PROBLEM REQUIREMENTS: What lines of the data hold the string "text"? Pull each one out.

MATERIAL SHOWN:
*-*-*

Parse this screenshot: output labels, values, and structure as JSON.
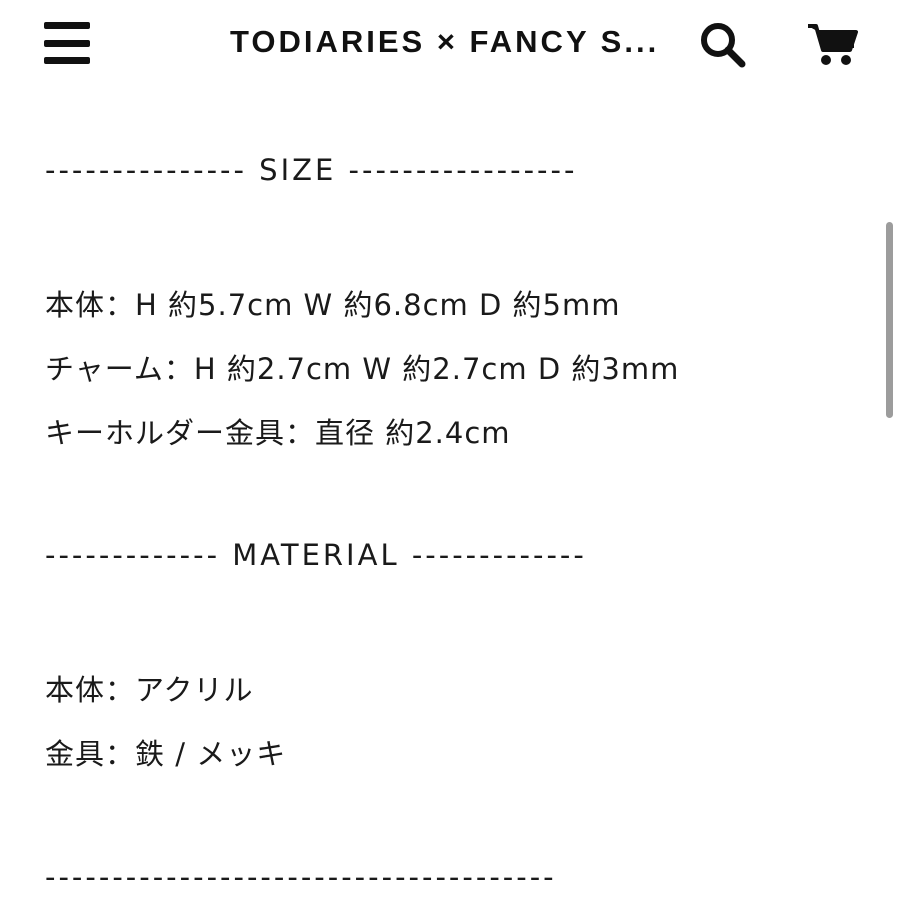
{
  "header": {
    "title": "TODIARIES × FANCY S...",
    "menu_icon": "hamburger-menu-icon",
    "search_icon": "search-icon",
    "cart_icon": "cart-icon"
  },
  "content": {
    "size_divider": "--------------- SIZE -----------------",
    "size_lines": [
      "本体：H 約5.7cm W 約6.8cm D 約5mm",
      "チャーム：H 約2.7cm W 約2.7cm D 約3mm",
      "キーホルダー金具：直径 約2.4cm"
    ],
    "material_divider": "------------- MATERIAL -------------",
    "material_lines": [
      "本体：アクリル",
      "金具：鉄 / メッキ"
    ],
    "bottom_divider": "--------------------------------------"
  }
}
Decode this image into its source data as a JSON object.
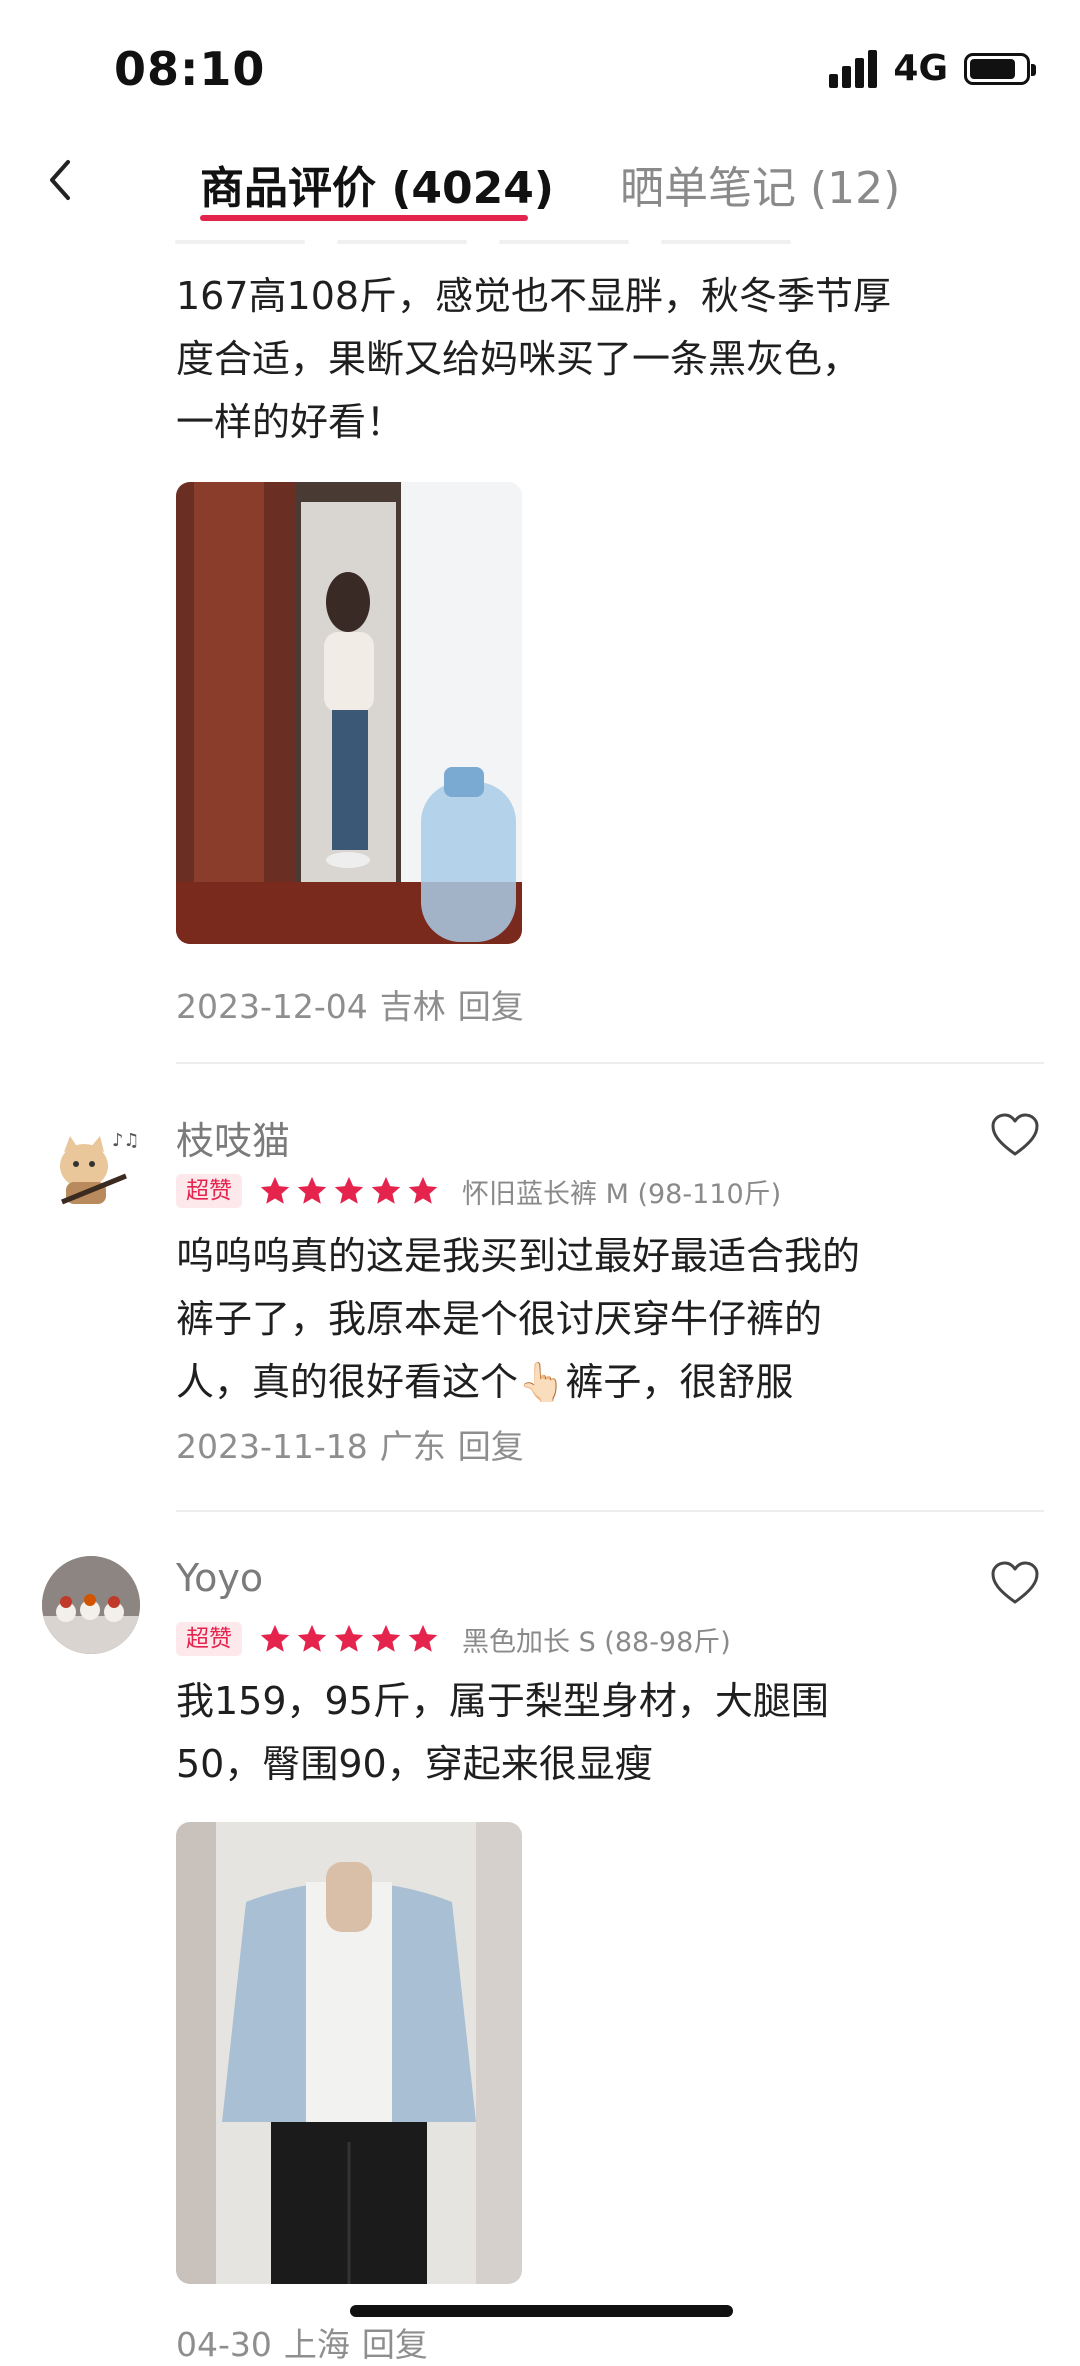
{
  "status_bar": {
    "time": "08:10",
    "network": "4G"
  },
  "header": {
    "tabs": [
      {
        "label": "商品评价 (4024)",
        "active": true
      },
      {
        "label": "晒单笔记 (12)",
        "active": false
      }
    ]
  },
  "reviews": [
    {
      "text": "167高108斤，感觉也不显胖，秋冬季节厚度合适，果断又给妈咪买了一条黑灰色，一样的好看！",
      "date": "2023-12-04",
      "location": "吉林",
      "reply_label": "回复"
    },
    {
      "username": "枝吱猫",
      "badge": "超赞",
      "rating": 5,
      "variant": "怀旧蓝长裤  M (98-110斤)",
      "text": "呜呜呜真的这是我买到过最好最适合我的裤子了，我原本是个很讨厌穿牛仔裤的人，真的很好看这个👆🏻裤子，很舒服",
      "date": "2023-11-18",
      "location": "广东",
      "reply_label": "回复"
    },
    {
      "username": "Yoyo",
      "badge": "超赞",
      "rating": 5,
      "variant": "黑色加长  S (88-98斤)",
      "text": "我159，95斤，属于梨型身材，大腿围50，臀围90，穿起来很显瘦",
      "date": "04-30",
      "location": "上海",
      "reply_label": "回复"
    }
  ],
  "colors": {
    "accent": "#e5244e",
    "star": "#e5244e",
    "muted": "#8e8e8e"
  }
}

*-*-*

RESULT OF THE EXERCISE:
      "text": "167高108斤，感觉也不显胖，秋冬季节厚度合适，果断又给妈咪买了一条黑灰色，一样的好看！",
      "text": "呜呜呜真的这是我买到过最好最适合我的裤子了，我原本是个很讨厌穿牛仔裤的人，真的很好看这个👆🏻裤子，很舒服",
      "text": "我159，95斤，属于梨型身材，大腿围50，臀围90，穿起来很显瘦",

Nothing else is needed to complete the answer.